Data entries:

========

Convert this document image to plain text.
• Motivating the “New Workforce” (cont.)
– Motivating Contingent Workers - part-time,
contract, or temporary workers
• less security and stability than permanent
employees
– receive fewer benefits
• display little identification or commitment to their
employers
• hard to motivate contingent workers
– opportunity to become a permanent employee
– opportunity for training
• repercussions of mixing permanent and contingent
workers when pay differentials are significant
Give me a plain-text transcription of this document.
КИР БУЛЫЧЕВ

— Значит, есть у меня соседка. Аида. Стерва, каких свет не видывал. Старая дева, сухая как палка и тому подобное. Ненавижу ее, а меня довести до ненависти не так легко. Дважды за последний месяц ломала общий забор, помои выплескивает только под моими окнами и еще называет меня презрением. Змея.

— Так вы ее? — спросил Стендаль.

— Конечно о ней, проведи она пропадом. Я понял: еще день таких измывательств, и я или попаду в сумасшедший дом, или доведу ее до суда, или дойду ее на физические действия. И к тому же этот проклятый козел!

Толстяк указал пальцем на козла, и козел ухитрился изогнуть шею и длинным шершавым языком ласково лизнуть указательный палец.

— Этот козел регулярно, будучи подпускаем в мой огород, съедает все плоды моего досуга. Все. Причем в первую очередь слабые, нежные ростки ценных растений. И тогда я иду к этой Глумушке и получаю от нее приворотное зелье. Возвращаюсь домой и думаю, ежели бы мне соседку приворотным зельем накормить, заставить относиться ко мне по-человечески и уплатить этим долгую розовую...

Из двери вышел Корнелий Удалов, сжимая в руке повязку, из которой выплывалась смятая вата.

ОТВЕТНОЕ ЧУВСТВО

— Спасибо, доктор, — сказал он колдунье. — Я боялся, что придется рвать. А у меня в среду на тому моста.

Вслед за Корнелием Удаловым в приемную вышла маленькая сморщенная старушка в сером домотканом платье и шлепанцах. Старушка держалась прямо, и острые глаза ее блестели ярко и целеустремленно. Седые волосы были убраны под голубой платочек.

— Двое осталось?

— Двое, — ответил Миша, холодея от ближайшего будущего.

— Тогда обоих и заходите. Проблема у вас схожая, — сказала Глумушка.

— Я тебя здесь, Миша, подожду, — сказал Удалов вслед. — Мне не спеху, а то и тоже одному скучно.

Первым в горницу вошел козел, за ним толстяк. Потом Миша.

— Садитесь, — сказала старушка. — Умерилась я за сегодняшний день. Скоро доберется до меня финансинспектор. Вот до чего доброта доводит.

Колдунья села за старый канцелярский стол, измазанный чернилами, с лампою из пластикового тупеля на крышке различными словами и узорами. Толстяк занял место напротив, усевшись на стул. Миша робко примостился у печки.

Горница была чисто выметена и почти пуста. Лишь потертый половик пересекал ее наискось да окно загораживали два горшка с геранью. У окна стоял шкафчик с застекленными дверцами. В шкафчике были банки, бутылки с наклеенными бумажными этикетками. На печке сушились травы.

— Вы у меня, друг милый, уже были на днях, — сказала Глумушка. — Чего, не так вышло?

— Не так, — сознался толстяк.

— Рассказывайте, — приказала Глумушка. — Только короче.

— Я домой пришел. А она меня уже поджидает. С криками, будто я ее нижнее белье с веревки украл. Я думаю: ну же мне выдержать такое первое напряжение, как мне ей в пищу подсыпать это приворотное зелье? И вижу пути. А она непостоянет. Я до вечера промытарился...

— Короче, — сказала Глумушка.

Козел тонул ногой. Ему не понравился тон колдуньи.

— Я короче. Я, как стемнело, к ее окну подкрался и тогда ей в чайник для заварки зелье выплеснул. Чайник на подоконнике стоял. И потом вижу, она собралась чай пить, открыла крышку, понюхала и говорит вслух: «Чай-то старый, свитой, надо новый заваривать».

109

========

» What you will do: Each line of the material that holds the string "сказала" counts once; give the total alone.

» Exercise solution: 4